STATED GOAL »
From the entries below, list each line with "Assignments".

[Stored entries]
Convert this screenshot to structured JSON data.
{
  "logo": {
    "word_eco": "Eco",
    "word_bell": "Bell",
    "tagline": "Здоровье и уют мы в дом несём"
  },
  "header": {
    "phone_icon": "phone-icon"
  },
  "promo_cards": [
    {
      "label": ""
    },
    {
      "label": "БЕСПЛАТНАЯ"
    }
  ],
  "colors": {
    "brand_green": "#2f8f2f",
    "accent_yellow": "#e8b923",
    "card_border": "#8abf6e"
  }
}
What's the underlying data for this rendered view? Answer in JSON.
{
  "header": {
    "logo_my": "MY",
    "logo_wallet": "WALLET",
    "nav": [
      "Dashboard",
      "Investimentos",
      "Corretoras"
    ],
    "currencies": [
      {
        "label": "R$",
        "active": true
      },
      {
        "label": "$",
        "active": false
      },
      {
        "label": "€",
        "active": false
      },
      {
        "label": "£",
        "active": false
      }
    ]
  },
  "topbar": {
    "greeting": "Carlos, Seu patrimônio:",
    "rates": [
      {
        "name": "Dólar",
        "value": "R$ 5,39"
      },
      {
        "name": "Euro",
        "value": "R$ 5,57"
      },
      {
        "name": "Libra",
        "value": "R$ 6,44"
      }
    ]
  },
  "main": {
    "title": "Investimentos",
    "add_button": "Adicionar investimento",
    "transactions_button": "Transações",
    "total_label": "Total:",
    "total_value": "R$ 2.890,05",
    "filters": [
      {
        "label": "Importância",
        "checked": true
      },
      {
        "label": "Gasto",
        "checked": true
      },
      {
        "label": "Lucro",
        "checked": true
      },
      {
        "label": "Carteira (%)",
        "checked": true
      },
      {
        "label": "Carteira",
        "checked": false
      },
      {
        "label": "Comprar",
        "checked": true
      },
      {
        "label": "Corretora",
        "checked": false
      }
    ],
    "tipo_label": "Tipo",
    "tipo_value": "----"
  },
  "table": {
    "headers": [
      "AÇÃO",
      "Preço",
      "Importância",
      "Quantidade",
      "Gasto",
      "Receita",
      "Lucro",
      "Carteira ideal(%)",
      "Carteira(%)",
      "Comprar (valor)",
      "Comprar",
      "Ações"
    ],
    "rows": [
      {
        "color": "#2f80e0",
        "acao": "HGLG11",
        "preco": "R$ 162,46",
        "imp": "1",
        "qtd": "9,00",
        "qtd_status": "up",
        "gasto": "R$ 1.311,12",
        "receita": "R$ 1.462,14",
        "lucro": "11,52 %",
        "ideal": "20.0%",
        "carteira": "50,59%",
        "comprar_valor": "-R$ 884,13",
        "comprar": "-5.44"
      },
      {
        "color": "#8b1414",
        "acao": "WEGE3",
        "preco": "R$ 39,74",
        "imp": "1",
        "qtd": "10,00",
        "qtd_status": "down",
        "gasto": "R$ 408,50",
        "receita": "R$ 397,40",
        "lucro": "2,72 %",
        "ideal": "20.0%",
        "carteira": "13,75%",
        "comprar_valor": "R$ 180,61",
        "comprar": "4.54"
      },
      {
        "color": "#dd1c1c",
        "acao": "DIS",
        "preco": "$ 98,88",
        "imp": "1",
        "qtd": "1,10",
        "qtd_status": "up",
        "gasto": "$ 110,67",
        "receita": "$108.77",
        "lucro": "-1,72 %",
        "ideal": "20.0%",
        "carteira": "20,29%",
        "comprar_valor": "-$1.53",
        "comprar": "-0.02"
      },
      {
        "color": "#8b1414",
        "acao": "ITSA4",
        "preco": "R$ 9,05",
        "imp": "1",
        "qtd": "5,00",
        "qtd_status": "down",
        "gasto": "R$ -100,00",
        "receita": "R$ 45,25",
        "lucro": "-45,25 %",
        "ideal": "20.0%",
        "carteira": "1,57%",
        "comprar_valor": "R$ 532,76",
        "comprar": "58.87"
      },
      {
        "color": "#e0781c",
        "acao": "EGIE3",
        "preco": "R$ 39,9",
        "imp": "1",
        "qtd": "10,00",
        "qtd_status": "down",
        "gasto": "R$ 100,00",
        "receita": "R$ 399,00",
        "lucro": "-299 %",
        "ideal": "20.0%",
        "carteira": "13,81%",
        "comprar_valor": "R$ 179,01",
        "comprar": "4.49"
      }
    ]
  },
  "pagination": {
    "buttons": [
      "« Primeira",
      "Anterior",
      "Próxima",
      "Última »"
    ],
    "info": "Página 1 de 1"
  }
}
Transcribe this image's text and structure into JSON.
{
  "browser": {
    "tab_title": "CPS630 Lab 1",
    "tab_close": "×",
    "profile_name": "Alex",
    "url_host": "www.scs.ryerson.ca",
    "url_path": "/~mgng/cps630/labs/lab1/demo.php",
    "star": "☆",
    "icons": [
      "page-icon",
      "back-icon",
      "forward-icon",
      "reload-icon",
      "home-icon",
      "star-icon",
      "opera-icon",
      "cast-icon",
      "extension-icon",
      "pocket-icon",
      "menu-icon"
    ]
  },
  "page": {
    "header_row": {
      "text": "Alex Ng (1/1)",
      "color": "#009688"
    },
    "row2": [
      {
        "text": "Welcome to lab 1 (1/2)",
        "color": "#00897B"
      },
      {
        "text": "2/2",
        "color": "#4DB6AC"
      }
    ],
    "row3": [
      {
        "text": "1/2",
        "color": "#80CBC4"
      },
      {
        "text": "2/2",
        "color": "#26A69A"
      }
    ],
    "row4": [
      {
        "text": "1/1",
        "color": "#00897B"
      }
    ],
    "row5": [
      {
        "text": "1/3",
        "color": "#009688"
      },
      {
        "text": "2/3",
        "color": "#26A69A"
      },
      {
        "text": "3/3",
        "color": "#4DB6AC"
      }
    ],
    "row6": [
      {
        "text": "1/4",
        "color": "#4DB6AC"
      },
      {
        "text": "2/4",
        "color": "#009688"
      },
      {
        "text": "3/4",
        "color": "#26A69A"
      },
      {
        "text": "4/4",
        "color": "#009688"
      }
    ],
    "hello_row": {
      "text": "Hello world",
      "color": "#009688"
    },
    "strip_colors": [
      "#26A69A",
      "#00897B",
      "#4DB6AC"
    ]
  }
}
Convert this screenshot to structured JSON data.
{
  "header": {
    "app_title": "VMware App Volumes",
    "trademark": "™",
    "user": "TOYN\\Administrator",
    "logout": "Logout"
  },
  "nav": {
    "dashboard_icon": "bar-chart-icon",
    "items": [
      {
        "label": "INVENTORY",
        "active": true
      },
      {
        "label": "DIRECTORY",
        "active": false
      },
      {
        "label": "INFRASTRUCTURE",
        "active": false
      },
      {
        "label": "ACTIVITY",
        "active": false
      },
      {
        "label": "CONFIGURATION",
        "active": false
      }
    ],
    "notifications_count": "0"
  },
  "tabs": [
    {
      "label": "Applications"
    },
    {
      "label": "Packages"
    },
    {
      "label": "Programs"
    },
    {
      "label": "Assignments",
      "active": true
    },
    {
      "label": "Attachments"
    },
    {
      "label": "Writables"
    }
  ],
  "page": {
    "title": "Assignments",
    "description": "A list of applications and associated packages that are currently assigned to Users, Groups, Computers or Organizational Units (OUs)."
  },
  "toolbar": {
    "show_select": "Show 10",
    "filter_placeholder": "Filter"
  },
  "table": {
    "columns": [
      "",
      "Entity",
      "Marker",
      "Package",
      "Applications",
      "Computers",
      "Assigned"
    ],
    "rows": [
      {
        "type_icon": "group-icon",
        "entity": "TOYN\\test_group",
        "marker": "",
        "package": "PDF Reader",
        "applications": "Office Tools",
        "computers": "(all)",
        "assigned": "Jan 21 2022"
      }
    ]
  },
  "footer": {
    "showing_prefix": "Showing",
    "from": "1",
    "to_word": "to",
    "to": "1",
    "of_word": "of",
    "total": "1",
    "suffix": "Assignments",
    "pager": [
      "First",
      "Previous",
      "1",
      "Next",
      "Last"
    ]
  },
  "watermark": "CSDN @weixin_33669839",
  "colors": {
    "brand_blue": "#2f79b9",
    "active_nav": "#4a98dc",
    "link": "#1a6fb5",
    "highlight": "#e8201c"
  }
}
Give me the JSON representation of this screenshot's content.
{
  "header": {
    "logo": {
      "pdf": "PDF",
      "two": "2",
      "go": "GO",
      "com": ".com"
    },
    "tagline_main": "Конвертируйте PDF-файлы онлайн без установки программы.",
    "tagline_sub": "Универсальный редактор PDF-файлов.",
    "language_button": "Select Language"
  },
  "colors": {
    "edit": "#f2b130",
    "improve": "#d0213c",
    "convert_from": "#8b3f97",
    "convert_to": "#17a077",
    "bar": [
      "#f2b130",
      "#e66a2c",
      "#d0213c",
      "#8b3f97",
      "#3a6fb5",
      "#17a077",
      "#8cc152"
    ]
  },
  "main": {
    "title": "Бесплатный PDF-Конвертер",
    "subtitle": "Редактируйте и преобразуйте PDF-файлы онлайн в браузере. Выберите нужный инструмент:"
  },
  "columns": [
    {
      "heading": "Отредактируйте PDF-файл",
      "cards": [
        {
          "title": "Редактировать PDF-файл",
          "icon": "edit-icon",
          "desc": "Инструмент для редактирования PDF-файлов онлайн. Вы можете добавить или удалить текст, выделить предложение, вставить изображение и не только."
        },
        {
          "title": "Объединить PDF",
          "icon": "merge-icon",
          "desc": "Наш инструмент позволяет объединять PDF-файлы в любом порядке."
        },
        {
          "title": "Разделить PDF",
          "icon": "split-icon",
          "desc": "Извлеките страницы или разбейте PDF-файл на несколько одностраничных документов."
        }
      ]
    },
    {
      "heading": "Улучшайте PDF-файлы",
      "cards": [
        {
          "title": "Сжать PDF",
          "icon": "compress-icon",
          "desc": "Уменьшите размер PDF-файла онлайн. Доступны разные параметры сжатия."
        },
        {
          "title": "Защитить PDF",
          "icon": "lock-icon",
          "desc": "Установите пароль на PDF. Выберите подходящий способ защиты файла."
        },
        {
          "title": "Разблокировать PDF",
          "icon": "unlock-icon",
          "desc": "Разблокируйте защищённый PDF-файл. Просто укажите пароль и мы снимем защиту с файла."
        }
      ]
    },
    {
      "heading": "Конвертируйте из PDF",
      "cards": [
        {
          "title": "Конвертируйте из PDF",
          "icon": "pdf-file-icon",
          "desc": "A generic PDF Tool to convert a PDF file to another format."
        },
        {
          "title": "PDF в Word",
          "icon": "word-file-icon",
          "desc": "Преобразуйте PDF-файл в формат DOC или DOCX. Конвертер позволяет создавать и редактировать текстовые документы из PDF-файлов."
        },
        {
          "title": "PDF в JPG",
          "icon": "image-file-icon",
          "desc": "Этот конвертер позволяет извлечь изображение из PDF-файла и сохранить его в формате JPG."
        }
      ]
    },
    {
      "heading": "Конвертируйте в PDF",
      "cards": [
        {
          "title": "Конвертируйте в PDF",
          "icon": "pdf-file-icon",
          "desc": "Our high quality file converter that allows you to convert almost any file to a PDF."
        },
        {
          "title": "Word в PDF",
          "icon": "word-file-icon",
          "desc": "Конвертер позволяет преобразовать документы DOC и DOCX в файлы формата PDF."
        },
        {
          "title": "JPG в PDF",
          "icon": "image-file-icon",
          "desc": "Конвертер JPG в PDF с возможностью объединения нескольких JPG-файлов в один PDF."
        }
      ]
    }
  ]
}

RESULT OF THIS EXERCISE »
      "label": "Assignments",
    "title": "Assignments",
    "suffix": "Assignments",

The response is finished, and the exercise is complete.